Stated problem ▸ Using the records provided below, locate and copy each line that contains the word "September".

━━━━━ Extracted material

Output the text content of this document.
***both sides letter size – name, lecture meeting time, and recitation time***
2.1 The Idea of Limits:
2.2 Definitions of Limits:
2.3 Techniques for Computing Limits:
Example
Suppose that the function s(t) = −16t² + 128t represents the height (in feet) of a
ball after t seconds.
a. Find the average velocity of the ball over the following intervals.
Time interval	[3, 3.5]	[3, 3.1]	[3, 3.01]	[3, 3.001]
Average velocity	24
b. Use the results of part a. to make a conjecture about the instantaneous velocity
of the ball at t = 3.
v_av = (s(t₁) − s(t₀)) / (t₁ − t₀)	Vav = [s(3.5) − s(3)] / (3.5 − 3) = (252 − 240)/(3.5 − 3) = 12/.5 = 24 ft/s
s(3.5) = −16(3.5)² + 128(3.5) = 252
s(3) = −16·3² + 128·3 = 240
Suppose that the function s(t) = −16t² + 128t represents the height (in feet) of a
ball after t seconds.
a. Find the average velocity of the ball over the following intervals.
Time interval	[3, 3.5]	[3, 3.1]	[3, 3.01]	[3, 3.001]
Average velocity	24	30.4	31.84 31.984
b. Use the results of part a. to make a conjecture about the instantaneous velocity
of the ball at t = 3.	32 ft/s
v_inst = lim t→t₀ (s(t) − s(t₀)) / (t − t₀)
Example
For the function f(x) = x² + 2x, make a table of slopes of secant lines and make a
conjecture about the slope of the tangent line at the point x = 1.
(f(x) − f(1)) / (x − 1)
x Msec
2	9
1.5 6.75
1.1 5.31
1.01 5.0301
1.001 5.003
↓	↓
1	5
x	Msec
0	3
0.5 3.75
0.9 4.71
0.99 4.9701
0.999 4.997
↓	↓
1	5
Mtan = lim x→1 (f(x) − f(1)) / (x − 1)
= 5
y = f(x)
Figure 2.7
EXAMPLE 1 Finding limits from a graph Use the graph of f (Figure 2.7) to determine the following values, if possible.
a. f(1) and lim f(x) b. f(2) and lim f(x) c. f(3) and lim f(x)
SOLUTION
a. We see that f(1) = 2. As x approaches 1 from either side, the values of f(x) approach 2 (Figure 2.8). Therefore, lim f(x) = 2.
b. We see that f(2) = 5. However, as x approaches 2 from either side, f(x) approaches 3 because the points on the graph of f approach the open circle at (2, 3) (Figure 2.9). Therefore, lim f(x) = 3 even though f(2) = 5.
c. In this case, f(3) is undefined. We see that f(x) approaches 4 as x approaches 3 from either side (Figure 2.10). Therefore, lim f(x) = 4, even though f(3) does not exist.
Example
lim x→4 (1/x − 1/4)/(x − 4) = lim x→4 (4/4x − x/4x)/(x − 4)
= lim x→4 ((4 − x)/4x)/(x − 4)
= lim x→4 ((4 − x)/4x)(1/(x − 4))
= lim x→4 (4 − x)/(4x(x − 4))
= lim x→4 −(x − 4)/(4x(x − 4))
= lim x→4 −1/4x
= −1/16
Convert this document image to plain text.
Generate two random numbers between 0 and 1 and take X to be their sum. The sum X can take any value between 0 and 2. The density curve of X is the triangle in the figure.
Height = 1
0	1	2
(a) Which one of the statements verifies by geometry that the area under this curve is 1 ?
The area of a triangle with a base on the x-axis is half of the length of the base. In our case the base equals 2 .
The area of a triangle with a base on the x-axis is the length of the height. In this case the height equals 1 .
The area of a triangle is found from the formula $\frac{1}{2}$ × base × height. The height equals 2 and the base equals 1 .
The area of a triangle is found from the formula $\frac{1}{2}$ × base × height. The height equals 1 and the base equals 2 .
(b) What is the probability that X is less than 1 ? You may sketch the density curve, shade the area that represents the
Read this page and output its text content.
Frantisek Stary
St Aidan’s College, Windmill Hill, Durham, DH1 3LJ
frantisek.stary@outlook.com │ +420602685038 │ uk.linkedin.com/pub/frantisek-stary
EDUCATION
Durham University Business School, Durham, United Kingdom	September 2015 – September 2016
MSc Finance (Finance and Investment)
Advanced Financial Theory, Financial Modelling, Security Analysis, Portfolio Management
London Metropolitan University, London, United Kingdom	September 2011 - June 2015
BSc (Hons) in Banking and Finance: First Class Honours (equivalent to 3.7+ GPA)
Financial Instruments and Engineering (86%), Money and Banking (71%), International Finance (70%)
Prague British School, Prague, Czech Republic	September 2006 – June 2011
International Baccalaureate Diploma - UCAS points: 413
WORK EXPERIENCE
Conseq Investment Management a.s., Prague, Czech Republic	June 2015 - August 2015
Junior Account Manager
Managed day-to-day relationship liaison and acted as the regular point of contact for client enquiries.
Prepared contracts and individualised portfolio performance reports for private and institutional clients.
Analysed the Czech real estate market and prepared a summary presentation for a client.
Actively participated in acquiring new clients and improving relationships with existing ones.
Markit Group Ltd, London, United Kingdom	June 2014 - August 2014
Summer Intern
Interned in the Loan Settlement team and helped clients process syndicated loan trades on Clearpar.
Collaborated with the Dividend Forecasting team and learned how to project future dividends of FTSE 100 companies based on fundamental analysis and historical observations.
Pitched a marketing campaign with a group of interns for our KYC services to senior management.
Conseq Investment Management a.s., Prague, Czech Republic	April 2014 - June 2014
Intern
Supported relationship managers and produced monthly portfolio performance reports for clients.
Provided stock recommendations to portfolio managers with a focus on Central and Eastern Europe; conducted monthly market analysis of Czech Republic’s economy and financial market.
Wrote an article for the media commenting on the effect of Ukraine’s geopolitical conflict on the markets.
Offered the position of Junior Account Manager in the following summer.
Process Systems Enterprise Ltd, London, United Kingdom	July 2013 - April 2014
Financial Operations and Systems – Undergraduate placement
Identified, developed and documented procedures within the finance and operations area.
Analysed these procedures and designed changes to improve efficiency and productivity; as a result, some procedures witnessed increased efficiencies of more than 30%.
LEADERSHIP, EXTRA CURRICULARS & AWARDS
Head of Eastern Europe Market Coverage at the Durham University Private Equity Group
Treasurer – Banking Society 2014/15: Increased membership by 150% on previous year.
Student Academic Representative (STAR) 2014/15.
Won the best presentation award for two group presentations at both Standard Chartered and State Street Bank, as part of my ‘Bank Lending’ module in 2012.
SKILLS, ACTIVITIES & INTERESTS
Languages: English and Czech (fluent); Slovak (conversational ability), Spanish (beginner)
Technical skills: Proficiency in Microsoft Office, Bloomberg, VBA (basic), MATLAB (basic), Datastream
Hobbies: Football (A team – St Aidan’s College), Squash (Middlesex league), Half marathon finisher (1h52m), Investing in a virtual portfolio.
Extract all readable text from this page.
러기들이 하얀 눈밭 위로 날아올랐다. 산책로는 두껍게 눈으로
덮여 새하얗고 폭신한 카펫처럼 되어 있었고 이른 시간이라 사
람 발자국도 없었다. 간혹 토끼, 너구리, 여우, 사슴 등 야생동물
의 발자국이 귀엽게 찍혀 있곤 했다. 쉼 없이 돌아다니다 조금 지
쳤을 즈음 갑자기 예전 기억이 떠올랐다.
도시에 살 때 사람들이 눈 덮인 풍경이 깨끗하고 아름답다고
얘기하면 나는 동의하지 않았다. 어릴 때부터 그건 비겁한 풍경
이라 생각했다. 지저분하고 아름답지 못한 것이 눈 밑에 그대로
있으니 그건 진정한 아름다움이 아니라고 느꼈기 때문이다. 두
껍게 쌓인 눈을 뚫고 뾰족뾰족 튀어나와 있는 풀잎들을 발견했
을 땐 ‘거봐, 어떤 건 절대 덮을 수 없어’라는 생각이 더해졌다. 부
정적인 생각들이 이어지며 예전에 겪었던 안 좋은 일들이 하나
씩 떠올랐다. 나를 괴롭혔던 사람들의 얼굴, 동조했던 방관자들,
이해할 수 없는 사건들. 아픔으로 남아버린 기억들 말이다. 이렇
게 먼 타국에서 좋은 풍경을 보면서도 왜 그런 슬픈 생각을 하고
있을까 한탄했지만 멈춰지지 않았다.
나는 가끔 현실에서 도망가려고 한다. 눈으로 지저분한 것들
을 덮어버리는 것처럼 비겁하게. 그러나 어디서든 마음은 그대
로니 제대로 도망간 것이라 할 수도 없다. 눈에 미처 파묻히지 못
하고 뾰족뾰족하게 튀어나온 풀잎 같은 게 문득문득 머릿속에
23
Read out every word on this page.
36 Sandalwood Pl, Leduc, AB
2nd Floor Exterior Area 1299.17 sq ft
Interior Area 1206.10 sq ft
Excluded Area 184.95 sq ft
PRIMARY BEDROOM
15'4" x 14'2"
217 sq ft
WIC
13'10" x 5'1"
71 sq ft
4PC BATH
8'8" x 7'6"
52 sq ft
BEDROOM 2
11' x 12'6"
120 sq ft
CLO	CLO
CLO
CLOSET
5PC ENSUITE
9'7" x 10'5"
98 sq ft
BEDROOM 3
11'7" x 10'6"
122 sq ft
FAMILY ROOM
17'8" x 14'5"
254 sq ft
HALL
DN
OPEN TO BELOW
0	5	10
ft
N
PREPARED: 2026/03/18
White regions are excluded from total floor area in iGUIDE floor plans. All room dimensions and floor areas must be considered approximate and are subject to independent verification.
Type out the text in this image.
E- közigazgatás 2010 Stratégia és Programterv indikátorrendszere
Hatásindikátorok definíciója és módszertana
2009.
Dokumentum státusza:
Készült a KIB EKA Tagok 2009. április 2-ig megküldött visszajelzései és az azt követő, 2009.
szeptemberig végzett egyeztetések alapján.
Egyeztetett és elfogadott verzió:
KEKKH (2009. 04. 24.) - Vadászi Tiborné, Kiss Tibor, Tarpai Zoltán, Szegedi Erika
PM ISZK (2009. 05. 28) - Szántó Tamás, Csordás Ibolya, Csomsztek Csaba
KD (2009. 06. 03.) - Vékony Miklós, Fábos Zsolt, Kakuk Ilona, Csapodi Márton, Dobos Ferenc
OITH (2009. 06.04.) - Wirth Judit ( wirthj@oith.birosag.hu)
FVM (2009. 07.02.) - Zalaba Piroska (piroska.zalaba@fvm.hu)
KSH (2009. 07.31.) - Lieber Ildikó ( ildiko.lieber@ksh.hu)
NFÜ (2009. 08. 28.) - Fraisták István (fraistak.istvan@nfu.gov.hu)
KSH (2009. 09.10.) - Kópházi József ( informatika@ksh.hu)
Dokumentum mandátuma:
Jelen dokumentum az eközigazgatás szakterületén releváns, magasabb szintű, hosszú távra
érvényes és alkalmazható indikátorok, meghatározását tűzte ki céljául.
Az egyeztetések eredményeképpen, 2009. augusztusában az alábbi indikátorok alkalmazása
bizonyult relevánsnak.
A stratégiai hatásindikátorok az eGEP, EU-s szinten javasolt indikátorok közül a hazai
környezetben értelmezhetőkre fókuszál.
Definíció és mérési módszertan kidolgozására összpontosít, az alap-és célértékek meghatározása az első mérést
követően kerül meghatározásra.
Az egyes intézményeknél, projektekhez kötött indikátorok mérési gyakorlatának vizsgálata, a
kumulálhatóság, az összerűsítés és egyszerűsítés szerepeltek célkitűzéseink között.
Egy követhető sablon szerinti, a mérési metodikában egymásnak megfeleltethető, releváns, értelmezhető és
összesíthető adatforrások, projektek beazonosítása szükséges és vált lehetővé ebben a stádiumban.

━━━━━━━━━━

Worked solution ▸
Durham University Business School, Durham, United Kingdom	September 2015 – September 2016
London Metropolitan University, London, United Kingdom	September 2011 - June 2015
Prague British School, Prague, Czech Republic	September 2006 – June 2011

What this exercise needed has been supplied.